Stored entries:
────────────────────

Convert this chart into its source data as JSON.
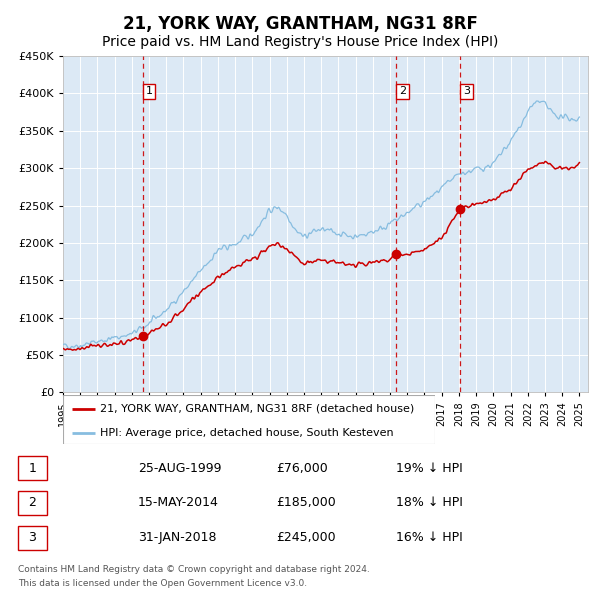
{
  "title": "21, YORK WAY, GRANTHAM, NG31 8RF",
  "subtitle": "Price paid vs. HM Land Registry's House Price Index (HPI)",
  "title_fontsize": 12,
  "subtitle_fontsize": 10,
  "background_color": "#ffffff",
  "plot_bg_color": "#dce9f5",
  "grid_color": "#ffffff",
  "ylim": [
    0,
    450000
  ],
  "yticks": [
    0,
    50000,
    100000,
    150000,
    200000,
    250000,
    300000,
    350000,
    400000,
    450000
  ],
  "xlim_start": 1995.0,
  "xlim_end": 2025.5,
  "xtick_years": [
    1995,
    1996,
    1997,
    1998,
    1999,
    2000,
    2001,
    2002,
    2003,
    2004,
    2005,
    2006,
    2007,
    2008,
    2009,
    2010,
    2011,
    2012,
    2013,
    2014,
    2015,
    2016,
    2017,
    2018,
    2019,
    2020,
    2021,
    2022,
    2023,
    2024,
    2025
  ],
  "hpi_color": "#87bde0",
  "price_color": "#cc0000",
  "sale_marker_color": "#cc0000",
  "vline_color": "#cc0000",
  "sales": [
    {
      "date": 1999.646,
      "price": 76000,
      "label": "1"
    },
    {
      "date": 2014.371,
      "price": 185000,
      "label": "2"
    },
    {
      "date": 2018.083,
      "price": 245000,
      "label": "3"
    }
  ],
  "legend_price_label": "21, YORK WAY, GRANTHAM, NG31 8RF (detached house)",
  "legend_hpi_label": "HPI: Average price, detached house, South Kesteven",
  "table_rows": [
    {
      "num": "1",
      "date": "25-AUG-1999",
      "price": "£76,000",
      "hpi": "19% ↓ HPI"
    },
    {
      "num": "2",
      "date": "15-MAY-2014",
      "price": "£185,000",
      "hpi": "18% ↓ HPI"
    },
    {
      "num": "3",
      "date": "31-JAN-2018",
      "price": "£245,000",
      "hpi": "16% ↓ HPI"
    }
  ],
  "footer1": "Contains HM Land Registry data © Crown copyright and database right 2024.",
  "footer2": "This data is licensed under the Open Government Licence v3.0.",
  "hpi_anchors": [
    [
      1995.0,
      62000
    ],
    [
      1996.0,
      63000
    ],
    [
      1997.0,
      68000
    ],
    [
      1998.0,
      73000
    ],
    [
      1999.0,
      78000
    ],
    [
      2000.0,
      92000
    ],
    [
      2001.0,
      110000
    ],
    [
      2002.0,
      135000
    ],
    [
      2003.0,
      162000
    ],
    [
      2004.0,
      190000
    ],
    [
      2005.0,
      198000
    ],
    [
      2006.0,
      212000
    ],
    [
      2007.0,
      243000
    ],
    [
      2007.5,
      248000
    ],
    [
      2008.0,
      238000
    ],
    [
      2008.5,
      218000
    ],
    [
      2009.0,
      208000
    ],
    [
      2009.5,
      215000
    ],
    [
      2010.0,
      218000
    ],
    [
      2011.0,
      213000
    ],
    [
      2012.0,
      208000
    ],
    [
      2013.0,
      215000
    ],
    [
      2014.0,
      225000
    ],
    [
      2015.0,
      240000
    ],
    [
      2016.0,
      255000
    ],
    [
      2017.0,
      272000
    ],
    [
      2018.0,
      292000
    ],
    [
      2019.0,
      298000
    ],
    [
      2020.0,
      305000
    ],
    [
      2021.0,
      335000
    ],
    [
      2022.0,
      375000
    ],
    [
      2022.5,
      390000
    ],
    [
      2023.0,
      385000
    ],
    [
      2023.5,
      372000
    ],
    [
      2024.0,
      368000
    ],
    [
      2025.0,
      365000
    ]
  ],
  "price_anchors": [
    [
      1995.0,
      58000
    ],
    [
      1996.0,
      59000
    ],
    [
      1997.0,
      62000
    ],
    [
      1998.0,
      65000
    ],
    [
      1999.0,
      68000
    ],
    [
      1999.646,
      76000
    ],
    [
      2000.0,
      80000
    ],
    [
      2001.0,
      92000
    ],
    [
      2002.0,
      112000
    ],
    [
      2003.0,
      135000
    ],
    [
      2004.0,
      153000
    ],
    [
      2005.0,
      168000
    ],
    [
      2006.0,
      178000
    ],
    [
      2007.0,
      195000
    ],
    [
      2007.5,
      198000
    ],
    [
      2008.0,
      192000
    ],
    [
      2008.5,
      182000
    ],
    [
      2009.0,
      172000
    ],
    [
      2009.5,
      175000
    ],
    [
      2010.0,
      176000
    ],
    [
      2011.0,
      174000
    ],
    [
      2012.0,
      170000
    ],
    [
      2013.0,
      174000
    ],
    [
      2014.0,
      178000
    ],
    [
      2014.371,
      185000
    ],
    [
      2015.0,
      183000
    ],
    [
      2016.0,
      192000
    ],
    [
      2017.0,
      208000
    ],
    [
      2018.083,
      245000
    ],
    [
      2019.0,
      252000
    ],
    [
      2020.0,
      258000
    ],
    [
      2021.0,
      272000
    ],
    [
      2022.0,
      297000
    ],
    [
      2023.0,
      308000
    ],
    [
      2023.5,
      302000
    ],
    [
      2024.0,
      298000
    ],
    [
      2025.0,
      303000
    ]
  ]
}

────────────────────

#### [Task goal]
Leaving the pictures aside, transcribe the entire listing exactly.

#### [Solution for this exercise]
Convert this chart into its source data as JSON.
{
  "title": "21, YORK WAY, GRANTHAM, NG31 8RF",
  "subtitle": "Price paid vs. HM Land Registry's House Price Index (HPI)",
  "title_fontsize": 12,
  "subtitle_fontsize": 10,
  "background_color": "#ffffff",
  "plot_bg_color": "#dce9f5",
  "grid_color": "#ffffff",
  "ylim": [
    0,
    450000
  ],
  "yticks": [
    0,
    50000,
    100000,
    150000,
    200000,
    250000,
    300000,
    350000,
    400000,
    450000
  ],
  "xlim_start": 1995.0,
  "xlim_end": 2025.5,
  "xtick_years": [
    1995,
    1996,
    1997,
    1998,
    1999,
    2000,
    2001,
    2002,
    2003,
    2004,
    2005,
    2006,
    2007,
    2008,
    2009,
    2010,
    2011,
    2012,
    2013,
    2014,
    2015,
    2016,
    2017,
    2018,
    2019,
    2020,
    2021,
    2022,
    2023,
    2024,
    2025
  ],
  "hpi_color": "#87bde0",
  "price_color": "#cc0000",
  "sale_marker_color": "#cc0000",
  "vline_color": "#cc0000",
  "sales": [
    {
      "date": 1999.646,
      "price": 76000,
      "label": "1"
    },
    {
      "date": 2014.371,
      "price": 185000,
      "label": "2"
    },
    {
      "date": 2018.083,
      "price": 245000,
      "label": "3"
    }
  ],
  "legend_price_label": "21, YORK WAY, GRANTHAM, NG31 8RF (detached house)",
  "legend_hpi_label": "HPI: Average price, detached house, South Kesteven",
  "table_rows": [
    {
      "num": "1",
      "date": "25-AUG-1999",
      "price": "£76,000",
      "hpi": "19% ↓ HPI"
    },
    {
      "num": "2",
      "date": "15-MAY-2014",
      "price": "£185,000",
      "hpi": "18% ↓ HPI"
    },
    {
      "num": "3",
      "date": "31-JAN-2018",
      "price": "£245,000",
      "hpi": "16% ↓ HPI"
    }
  ],
  "footer1": "Contains HM Land Registry data © Crown copyright and database right 2024.",
  "footer2": "This data is licensed under the Open Government Licence v3.0.",
  "hpi_anchors": [
    [
      1995.0,
      62000
    ],
    [
      1996.0,
      63000
    ],
    [
      1997.0,
      68000
    ],
    [
      1998.0,
      73000
    ],
    [
      1999.0,
      78000
    ],
    [
      2000.0,
      92000
    ],
    [
      2001.0,
      110000
    ],
    [
      2002.0,
      135000
    ],
    [
      2003.0,
      162000
    ],
    [
      2004.0,
      190000
    ],
    [
      2005.0,
      198000
    ],
    [
      2006.0,
      212000
    ],
    [
      2007.0,
      243000
    ],
    [
      2007.5,
      248000
    ],
    [
      2008.0,
      238000
    ],
    [
      2008.5,
      218000
    ],
    [
      2009.0,
      208000
    ],
    [
      2009.5,
      215000
    ],
    [
      2010.0,
      218000
    ],
    [
      2011.0,
      213000
    ],
    [
      2012.0,
      208000
    ],
    [
      2013.0,
      215000
    ],
    [
      2014.0,
      225000
    ],
    [
      2015.0,
      240000
    ],
    [
      2016.0,
      255000
    ],
    [
      2017.0,
      272000
    ],
    [
      2018.0,
      292000
    ],
    [
      2019.0,
      298000
    ],
    [
      2020.0,
      305000
    ],
    [
      2021.0,
      335000
    ],
    [
      2022.0,
      375000
    ],
    [
      2022.5,
      390000
    ],
    [
      2023.0,
      385000
    ],
    [
      2023.5,
      372000
    ],
    [
      2024.0,
      368000
    ],
    [
      2025.0,
      365000
    ]
  ],
  "price_anchors": [
    [
      1995.0,
      58000
    ],
    [
      1996.0,
      59000
    ],
    [
      1997.0,
      62000
    ],
    [
      1998.0,
      65000
    ],
    [
      1999.0,
      68000
    ],
    [
      1999.646,
      76000
    ],
    [
      2000.0,
      80000
    ],
    [
      2001.0,
      92000
    ],
    [
      2002.0,
      112000
    ],
    [
      2003.0,
      135000
    ],
    [
      2004.0,
      153000
    ],
    [
      2005.0,
      168000
    ],
    [
      2006.0,
      178000
    ],
    [
      2007.0,
      195000
    ],
    [
      2007.5,
      198000
    ],
    [
      2008.0,
      192000
    ],
    [
      2008.5,
      182000
    ],
    [
      2009.0,
      172000
    ],
    [
      2009.5,
      175000
    ],
    [
      2010.0,
      176000
    ],
    [
      2011.0,
      174000
    ],
    [
      2012.0,
      170000
    ],
    [
      2013.0,
      174000
    ],
    [
      2014.0,
      178000
    ],
    [
      2014.371,
      185000
    ],
    [
      2015.0,
      183000
    ],
    [
      2016.0,
      192000
    ],
    [
      2017.0,
      208000
    ],
    [
      2018.083,
      245000
    ],
    [
      2019.0,
      252000
    ],
    [
      2020.0,
      258000
    ],
    [
      2021.0,
      272000
    ],
    [
      2022.0,
      297000
    ],
    [
      2023.0,
      308000
    ],
    [
      2023.5,
      302000
    ],
    [
      2024.0,
      298000
    ],
    [
      2025.0,
      303000
    ]
  ]
}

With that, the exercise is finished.